[TASK STATEMENT]
The entries shown here must be retyped in full, with no pictures included.

(Dataset records on visual material)
========================================

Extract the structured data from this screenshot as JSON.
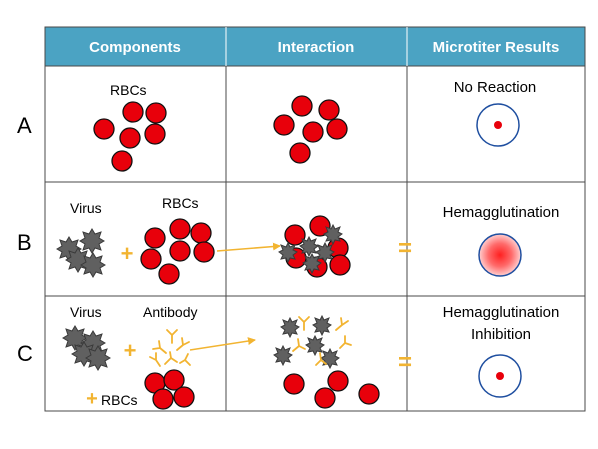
{
  "headers": [
    "Components",
    "Interaction",
    "Microtiter Results"
  ],
  "rows": [
    {
      "label": "A",
      "components_labels": [
        "RBCs"
      ],
      "result": "No Reaction"
    },
    {
      "label": "B",
      "components_labels": [
        "Virus",
        "RBCs"
      ],
      "result": "Hemagglutination"
    },
    {
      "label": "C",
      "components_labels": [
        "Virus",
        "Antibody",
        "RBCs"
      ],
      "result_line1": "Hemagglutination",
      "result_line2": "Inhibition"
    }
  ],
  "symbols": {
    "plus": "+",
    "equals": "="
  },
  "colors": {
    "header_bg": "#4ba3c3",
    "rbc_fill": "#e8000b",
    "virus_fill": "#606060",
    "antibody": "#f2b431",
    "plus": "#f2b431",
    "well_border": "#1f4fa0"
  },
  "icons": [
    "red-blood-cell-icon",
    "virus-icon",
    "antibody-icon",
    "microtiter-well-icon",
    "arrow-icon",
    "plus-icon",
    "equals-icon"
  ]
}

========================================

[EXERCISE ANSWER]
Extract the structured data from this screenshot as JSON.
{
  "headers": [
    "Components",
    "Interaction",
    "Microtiter Results"
  ],
  "rows": [
    {
      "label": "A",
      "components_labels": [
        "RBCs"
      ],
      "result": "No Reaction"
    },
    {
      "label": "B",
      "components_labels": [
        "Virus",
        "RBCs"
      ],
      "result": "Hemagglutination"
    },
    {
      "label": "C",
      "components_labels": [
        "Virus",
        "Antibody",
        "RBCs"
      ],
      "result_line1": "Hemagglutination",
      "result_line2": "Inhibition"
    }
  ],
  "symbols": {
    "plus": "+",
    "equals": "="
  },
  "colors": {
    "header_bg": "#4ba3c3",
    "rbc_fill": "#e8000b",
    "virus_fill": "#606060",
    "antibody": "#f2b431",
    "plus": "#f2b431",
    "well_border": "#1f4fa0"
  },
  "icons": [
    "red-blood-cell-icon",
    "virus-icon",
    "antibody-icon",
    "microtiter-well-icon",
    "arrow-icon",
    "plus-icon",
    "equals-icon"
  ]
}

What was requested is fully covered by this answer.